What you are asked to do:
Find the word "value" in the material below and gather every line that contains it.

Extracted records
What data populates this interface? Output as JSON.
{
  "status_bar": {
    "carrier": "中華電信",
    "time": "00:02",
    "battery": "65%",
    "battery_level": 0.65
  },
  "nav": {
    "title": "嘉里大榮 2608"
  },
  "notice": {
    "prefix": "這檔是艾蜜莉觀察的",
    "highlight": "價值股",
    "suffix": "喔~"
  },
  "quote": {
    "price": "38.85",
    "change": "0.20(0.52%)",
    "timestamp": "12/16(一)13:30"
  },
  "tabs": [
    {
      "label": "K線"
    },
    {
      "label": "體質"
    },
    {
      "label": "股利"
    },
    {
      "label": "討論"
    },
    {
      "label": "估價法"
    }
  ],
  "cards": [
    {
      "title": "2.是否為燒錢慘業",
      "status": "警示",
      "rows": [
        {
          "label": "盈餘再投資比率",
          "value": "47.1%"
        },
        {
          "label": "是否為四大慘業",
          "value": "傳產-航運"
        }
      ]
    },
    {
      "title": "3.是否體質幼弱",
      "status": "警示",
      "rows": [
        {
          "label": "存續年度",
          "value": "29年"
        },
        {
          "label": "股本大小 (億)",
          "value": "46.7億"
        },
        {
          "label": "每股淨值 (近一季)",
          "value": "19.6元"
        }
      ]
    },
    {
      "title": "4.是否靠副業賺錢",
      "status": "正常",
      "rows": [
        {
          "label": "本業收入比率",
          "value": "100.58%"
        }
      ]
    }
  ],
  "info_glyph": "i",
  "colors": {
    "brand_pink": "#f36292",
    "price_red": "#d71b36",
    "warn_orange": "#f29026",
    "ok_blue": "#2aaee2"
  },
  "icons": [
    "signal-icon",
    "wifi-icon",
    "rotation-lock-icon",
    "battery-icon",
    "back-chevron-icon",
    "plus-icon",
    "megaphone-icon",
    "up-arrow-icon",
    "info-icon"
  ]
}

Written response:
          "value": "47.1%"
          "value": "傳產-航運"
          "value": "29年"
          "value": "46.7億"
          "value": "19.6元"
          "value": "100.58%"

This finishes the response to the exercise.